## START
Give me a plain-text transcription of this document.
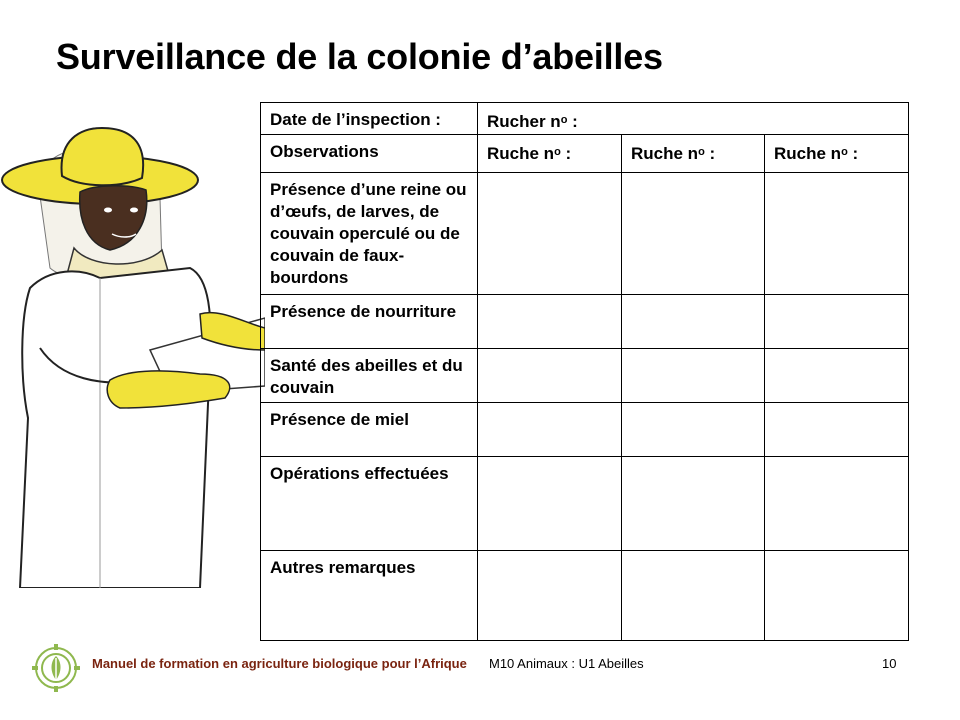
Surveillance de la colonie d’abeilles
Date de l’inspection :	Rucher $n^o$ :		
Observations	Ruche $n^o$ :	Ruche $n^o$ :	Ruche $n^o$ :
Présence d’une reine ou d’œufs, de larves, de couvain operculé ou de couvain de faux-bourdons			
Présence de nourriture			
Santé des abeilles et du couvain			
Présence de miel			
Opérations effectuées			
Autres remarques			
Manuel de formation en agriculture biologique pour l’Afrique M10 Animaux : U1 Abeilles	10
## END
## What is required
Repeat the material exactly as it reads, without any of its pictures.

## Response
Give me a plain-text transcription of this document.
Surveillance de la colonie d’abeilles
Date de l’inspection :	Rucher $n^o$ :		
Observations	Ruche $n^o$ :	Ruche $n^o$ :	Ruche $n^o$ :
Présence d’une reine ou d’œufs, de larves, de couvain operculé ou de couvain de faux-bourdons			
Présence de nourriture			
Santé des abeilles et du couvain			
Présence de miel			
Opérations effectuées			
Autres remarques			
Manuel de formation en agriculture biologique pour l’Afrique M10 Animaux : U1 Abeilles	10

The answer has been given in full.